REQUIRED WORK -> Copy each record exactly as it reads, leaving out any pictures it holds.

RECORDS SUPPLIED ->
========================
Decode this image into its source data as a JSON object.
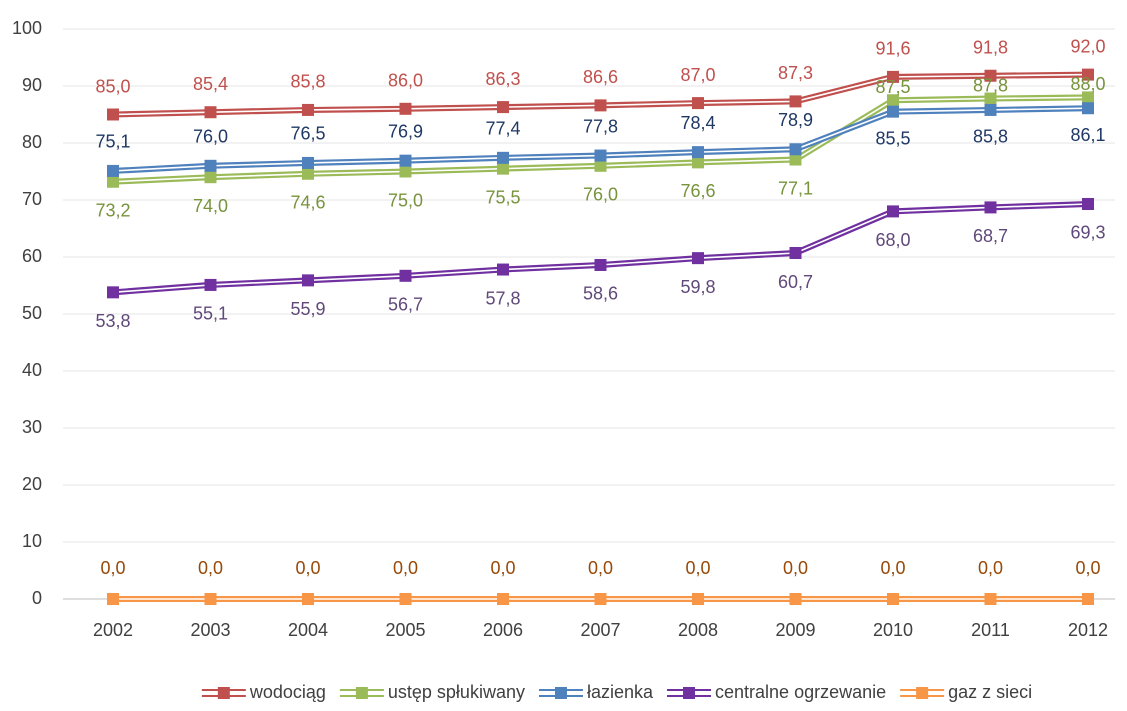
{
  "chart_data": {
    "type": "line",
    "categories": [
      "2002",
      "2003",
      "2004",
      "2005",
      "2006",
      "2007",
      "2008",
      "2009",
      "2010",
      "2011",
      "2012"
    ],
    "ylim": [
      0,
      100
    ],
    "yticks": [
      0,
      10,
      20,
      30,
      40,
      50,
      60,
      70,
      80,
      90,
      100
    ],
    "grid": true,
    "legend": "bottom",
    "series": [
      {
        "name": "wodociąg",
        "color": "#c0504d",
        "label_color": "#c0504d",
        "values": [
          85.0,
          85.4,
          85.8,
          86.0,
          86.3,
          86.6,
          87.0,
          87.3,
          91.6,
          91.8,
          92.0
        ],
        "value_labels": [
          "85,0",
          "85,4",
          "85,8",
          "86,0",
          "86,3",
          "86,6",
          "87,0",
          "87,3",
          "91,6",
          "91,8",
          "92,0"
        ]
      },
      {
        "name": "ustęp spłukiwany",
        "color": "#9bbb59",
        "label_color": "#77933c",
        "values": [
          73.2,
          74.0,
          74.6,
          75.0,
          75.5,
          76.0,
          76.6,
          77.1,
          87.5,
          87.8,
          88.0
        ],
        "value_labels": [
          "73,2",
          "74,0",
          "74,6",
          "75,0",
          "75,5",
          "76,0",
          "76,6",
          "77,1",
          "87,5",
          "87,8",
          "88,0"
        ]
      },
      {
        "name": "łazienka",
        "color": "#4f81bd",
        "label_color": "#1f3864",
        "values": [
          75.1,
          76.0,
          76.5,
          76.9,
          77.4,
          77.8,
          78.4,
          78.9,
          85.5,
          85.8,
          86.1
        ],
        "value_labels": [
          "75,1",
          "76,0",
          "76,5",
          "76,9",
          "77,4",
          "77,8",
          "78,4",
          "78,9",
          "85,5",
          "85,8",
          "86,1"
        ]
      },
      {
        "name": "centralne ogrzewanie",
        "color": "#7030a0",
        "label_color": "#60497a",
        "values": [
          53.8,
          55.1,
          55.9,
          56.7,
          57.8,
          58.6,
          59.8,
          60.7,
          68.0,
          68.7,
          69.3
        ],
        "value_labels": [
          "53,8",
          "55,1",
          "55,9",
          "56,7",
          "57,8",
          "58,6",
          "59,8",
          "60,7",
          "68,0",
          "68,7",
          "69,3"
        ]
      },
      {
        "name": "gaz z sieci",
        "color": "#f79646",
        "label_color": "#984807",
        "values": [
          0.0,
          0.0,
          0.0,
          0.0,
          0.0,
          0.0,
          0.0,
          0.0,
          0.0,
          0.0,
          0.0
        ],
        "value_labels": [
          "0,0",
          "0,0",
          "0,0",
          "0,0",
          "0,0",
          "0,0",
          "0,0",
          "0,0",
          "0,0",
          "0,0",
          "0,0"
        ]
      }
    ]
  }
}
========================
EXERCISE RESULT ->
Decode this image into its source data as a JSON object.
{
  "chart_data": {
    "type": "line",
    "categories": [
      "2002",
      "2003",
      "2004",
      "2005",
      "2006",
      "2007",
      "2008",
      "2009",
      "2010",
      "2011",
      "2012"
    ],
    "ylim": [
      0,
      100
    ],
    "yticks": [
      0,
      10,
      20,
      30,
      40,
      50,
      60,
      70,
      80,
      90,
      100
    ],
    "grid": true,
    "legend": "bottom",
    "series": [
      {
        "name": "wodociąg",
        "color": "#c0504d",
        "label_color": "#c0504d",
        "values": [
          85.0,
          85.4,
          85.8,
          86.0,
          86.3,
          86.6,
          87.0,
          87.3,
          91.6,
          91.8,
          92.0
        ],
        "value_labels": [
          "85,0",
          "85,4",
          "85,8",
          "86,0",
          "86,3",
          "86,6",
          "87,0",
          "87,3",
          "91,6",
          "91,8",
          "92,0"
        ]
      },
      {
        "name": "ustęp spłukiwany",
        "color": "#9bbb59",
        "label_color": "#77933c",
        "values": [
          73.2,
          74.0,
          74.6,
          75.0,
          75.5,
          76.0,
          76.6,
          77.1,
          87.5,
          87.8,
          88.0
        ],
        "value_labels": [
          "73,2",
          "74,0",
          "74,6",
          "75,0",
          "75,5",
          "76,0",
          "76,6",
          "77,1",
          "87,5",
          "87,8",
          "88,0"
        ]
      },
      {
        "name": "łazienka",
        "color": "#4f81bd",
        "label_color": "#1f3864",
        "values": [
          75.1,
          76.0,
          76.5,
          76.9,
          77.4,
          77.8,
          78.4,
          78.9,
          85.5,
          85.8,
          86.1
        ],
        "value_labels": [
          "75,1",
          "76,0",
          "76,5",
          "76,9",
          "77,4",
          "77,8",
          "78,4",
          "78,9",
          "85,5",
          "85,8",
          "86,1"
        ]
      },
      {
        "name": "centralne ogrzewanie",
        "color": "#7030a0",
        "label_color": "#60497a",
        "values": [
          53.8,
          55.1,
          55.9,
          56.7,
          57.8,
          58.6,
          59.8,
          60.7,
          68.0,
          68.7,
          69.3
        ],
        "value_labels": [
          "53,8",
          "55,1",
          "55,9",
          "56,7",
          "57,8",
          "58,6",
          "59,8",
          "60,7",
          "68,0",
          "68,7",
          "69,3"
        ]
      },
      {
        "name": "gaz z sieci",
        "color": "#f79646",
        "label_color": "#984807",
        "values": [
          0.0,
          0.0,
          0.0,
          0.0,
          0.0,
          0.0,
          0.0,
          0.0,
          0.0,
          0.0,
          0.0
        ],
        "value_labels": [
          "0,0",
          "0,0",
          "0,0",
          "0,0",
          "0,0",
          "0,0",
          "0,0",
          "0,0",
          "0,0",
          "0,0",
          "0,0"
        ]
      }
    ]
  }
}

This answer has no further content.